◆ INSTRUCTIONS FOR THE TASK ◆
Quote all lines below exactly. Images stay out.

◆ PROVIDED INFORMATION ◆

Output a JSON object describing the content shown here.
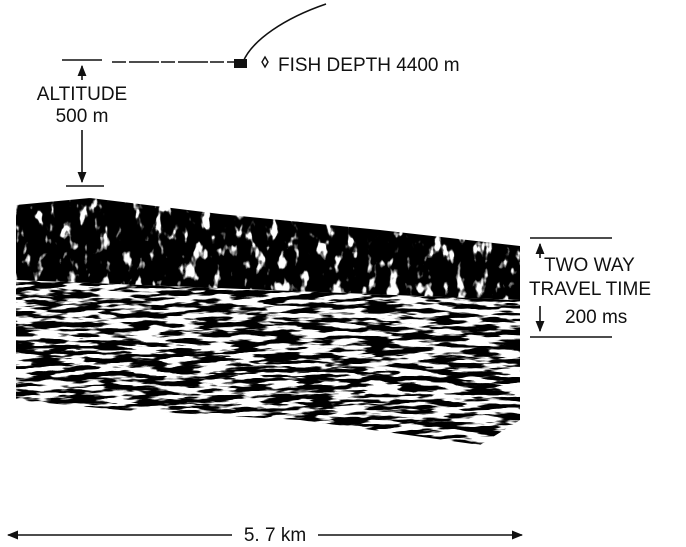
{
  "fish_label": "FISH DEPTH 4400 m",
  "altitude": {
    "label": "ALTITUDE",
    "value": "500 m"
  },
  "travel_time": {
    "line1": "TWO WAY",
    "line2": "TRAVEL TIME",
    "value": "200 ms"
  },
  "distance": "5. 7 km"
}
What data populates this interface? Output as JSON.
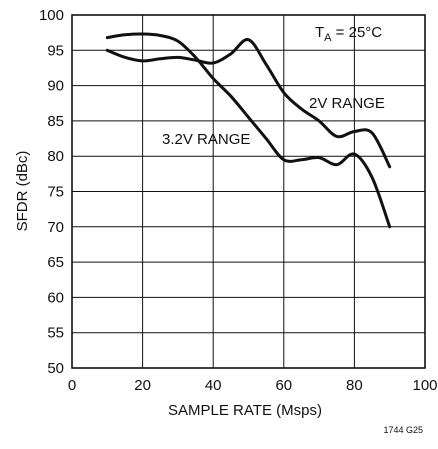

◆ RESPONSE TO THE TASK ◆
Output a JSON object describing the content shown here.
{
  "fish_label": "FISH DEPTH 4400 m",
  "altitude": {
    "label": "ALTITUDE",
    "value": "500 m"
  },
  "travel_time": {
    "line1": "TWO WAY",
    "line2": "TRAVEL TIME",
    "value": "200 ms"
  },
  "distance": "5. 7 km"
}
What data populates this interface? Output as JSON.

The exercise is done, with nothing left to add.